*GIVEN PASSAGE*
Spring!

Meteorological Spring starts on February 1st. I heard Nuala Carey saying so on RTE weather so it must be true.
Other way around.

Meteorological Spring us March, April and May. So met eireann go off this

Celtic Spring is imbolc to Bealainne so Feb, March and April. Thats why we all learned this as being spring at school
 
Other way around.

Meteorological Spring us March, April and May. So met eireann go off this

Celtic Spring is imbolc to Bealainne so Feb, March and April. Thats why we all learned this as being spring at school

What exactly is Meteorological Spring - apart from some kind of pretendy highbrow title. Is it that there's a marked change in weather/sunlight/alignment of the planets/what?

Most people just want to know when the days have become a bit brighter, the flowers are begining to open, the animals are frolicking and the sap is rising ;)
 
What exactly is Meteorological Spring - apart from some kind of pretendy highbrow title. Is it that there's a marked change in weather/sunlight/alignment of the planets/what?

Most people just want to know when the days have become a bit brighter, the flowers are begining to open, the animals are frolicking and the sap is rising ;)
AFAIK meterological seasons set the three hottest months by mean temperature as summer and the three coldest as winter, leaving the in between ones as Spring and Autumn. so sets Summer as June, July and Aug and hence spring March april and May.

The Celtic one is astronomical, so Spring centres around the vernal equinox which is when you have a day and night of equal length (this happens in Autumn too). this occurs near the end of march sometime not coincidentally around paddys day. so sets the three months of Spring as Feb March and April.

*REQUIRED TASKS*
**a)** Condense the paragraph in the spring discussion above that begins "AFAIK meterological seasons" into a short list that keeps its main facts.
**b)** Go on with the spring discussion after its final post by writing one more reply in the same casual forum style.

*DATASET SECTION*

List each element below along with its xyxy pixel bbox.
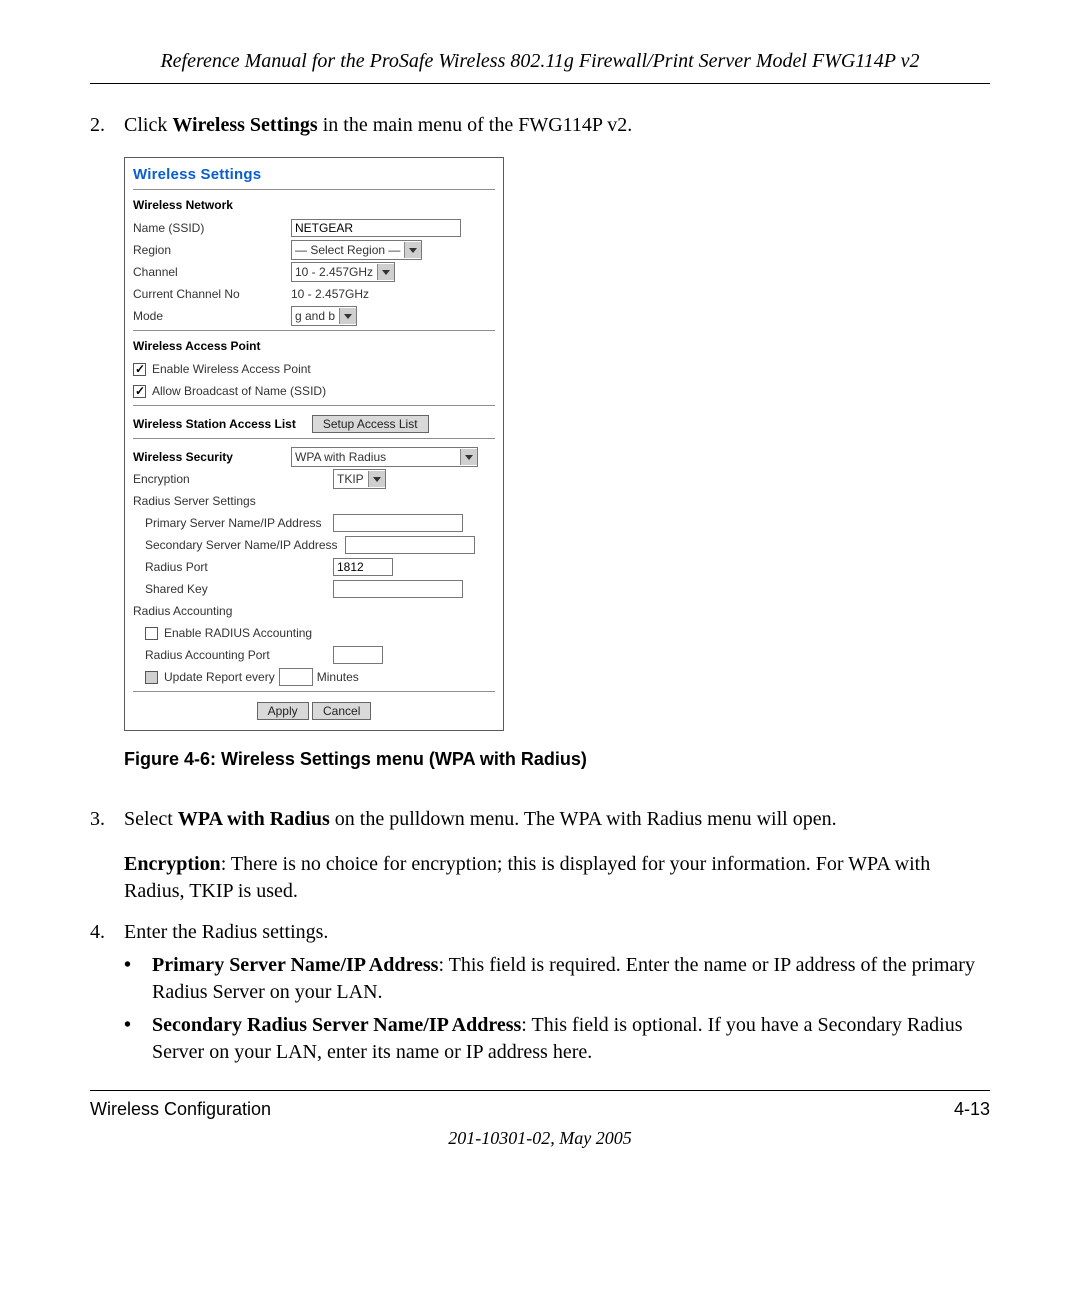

*PER-TASK ANSWERS*
**a)**
- As far as the writer knows, meteorological seasons make the three hottest months by mean temperature summer.
- The three coldest months are winter.
- The months in between are spring and autumn.
- This makes summer June, July and August, so spring is March, April and May.

**b)**
Just two different definitions..there are probably others
 
I have people saying today is the first day of Spring🤔 The daffodils have started to come out though like. So nature thinks it's spring too I guess.
 
Ah its not that bad. it would make perfect sense if you were living in pre christian times. i think its mad how much of it we have retained.

You have the longest and shortest days - Winter and summer solstice. when the nights and days are longest/shortest and the equinoxes when they are equal.

The 4 seasons mark the transitions between so half way between the Winter Solstice and The Vernal equinox is Imbolc or Spring. The start of lambing season. 1st Feb. Big day so the church put St Brigets day here.

Bealtaine is half way betwern the vernal equinox and the Summer soltice - Mayday, when they moved cattle from winter to summer pastures so start of summer

Lughnaise - Half way between the Summer Solstice and the Autumnal Equinox. 1st Aug. start of the Harvest. start of Autumn

Samhain - 1 Nov end of Harvest, move the cattle again, start of Winter. another big day so we get all souls day from the church.

Samhain and Bealtaine were considered to be when lines between us and the fairies were blurred so we get all the spooky stuff around halloween and all the wikerman stuff around May in places like cornwall, less so in Ireland.

Each of these events were a load of work with cattle or crops so there was a party after and now we have Bank Holidays associated with all of them.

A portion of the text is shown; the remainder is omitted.